* What is asked *
Below are records to transcribe exactly, without their pictures.

* Data for this task *
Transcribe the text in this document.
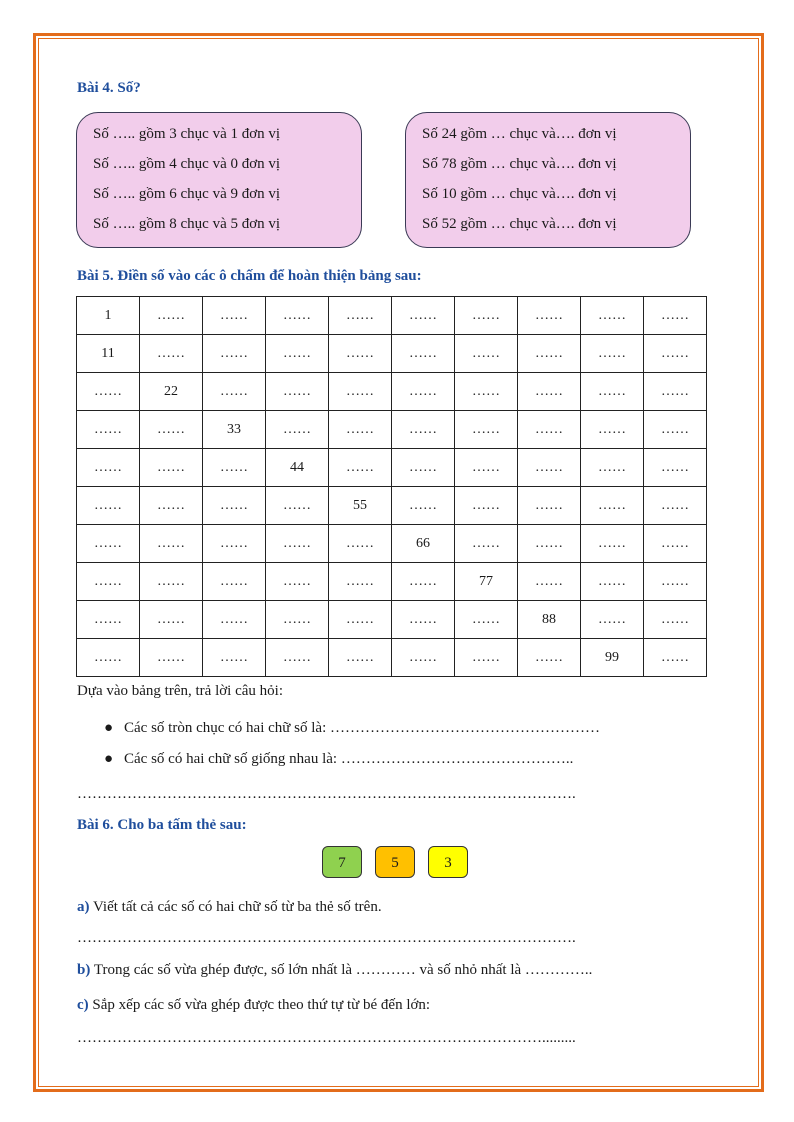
Bài 4. Số?
Số ….. gồm 3 chục và 1 đơn vị
Số ….. gồm 4 chục và 0 đơn vị
Số ….. gồm 6 chục và 9 đơn vị
Số ….. gồm 8 chục và 5 đơn vị
Số 24 gồm … chục và…. đơn vị
Số 78 gồm … chục và…. đơn vị
Số 10 gồm … chục và…. đơn vị
Số 52 gồm … chục và…. đơn vị
Bài 5. Điền số vào các ô chấm để hoàn thiện bảng sau:
1	……	……	……	……	……	……	……	……	……
11	……	……	……	……	……	……	……	……	……
……	22	……	……	……	……	……	……	……	……
……	……	33	……	……	……	……	……	……	……
……	……	……	44	……	……	……	……	……	……
……	……	……	……	55	……	……	……	……	……
……	……	……	……	……	66	……	……	……	……
……	……	……	……	……	……	77	……	……	……
……	……	……	……	……	……	……	88	……	……
……	……	……	……	……	……	……	……	99	……
Dựa vào bảng trên, trả lời câu hỏi:
● Các số tròn chục có hai chữ số là: ………………………………………………
● Các số có hai chữ số giống nhau là: ………………………………………..
……………………………………………………………………………………….
Bài 6. Cho ba tấm thẻ sau:
7	5	3
a) Viết tất cả các số có hai chữ số từ ba thẻ số trên.
……………………………………………………………………………………….
b) Trong các số vừa ghép được, số lớn nhất là ………… và số nhỏ nhất là …………..
c) Sắp xếp các số vừa ghép được theo thứ tự từ bé đến lớn:
………………………………………………………………………………….........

* Reply *
Transcribe the text in this document.
Bài 4. Số?
Số ….. gồm 3 chục và 1 đơn vị
Số ….. gồm 4 chục và 0 đơn vị
Số ….. gồm 6 chục và 9 đơn vị
Số ….. gồm 8 chục và 5 đơn vị
Số 24 gồm … chục và…. đơn vị
Số 78 gồm … chục và…. đơn vị
Số 10 gồm … chục và…. đơn vị
Số 52 gồm … chục và…. đơn vị
Bài 5. Điền số vào các ô chấm để hoàn thiện bảng sau:
1	……	……	……	……	……	……	……	……	……
11	……	……	……	……	……	……	……	……	……
……	22	……	……	……	……	……	……	……	……
……	……	33	……	……	……	……	……	……	……
……	……	……	44	……	……	……	……	……	……
……	……	……	……	55	……	……	……	……	……
……	……	……	……	……	66	……	……	……	……
……	……	……	……	……	……	77	……	……	……
……	……	……	……	……	……	……	88	……	……
……	……	……	……	……	……	……	……	99	……
Dựa vào bảng trên, trả lời câu hỏi:
● Các số tròn chục có hai chữ số là: ………………………………………………
● Các số có hai chữ số giống nhau là: ………………………………………..
……………………………………………………………………………………….
Bài 6. Cho ba tấm thẻ sau:
7	5	3
a) Viết tất cả các số có hai chữ số từ ba thẻ số trên.
……………………………………………………………………………………….
b) Trong các số vừa ghép được, số lớn nhất là ………… và số nhỏ nhất là …………..
c) Sắp xếp các số vừa ghép được theo thứ tự từ bé đến lớn:
………………………………………………………………………………….........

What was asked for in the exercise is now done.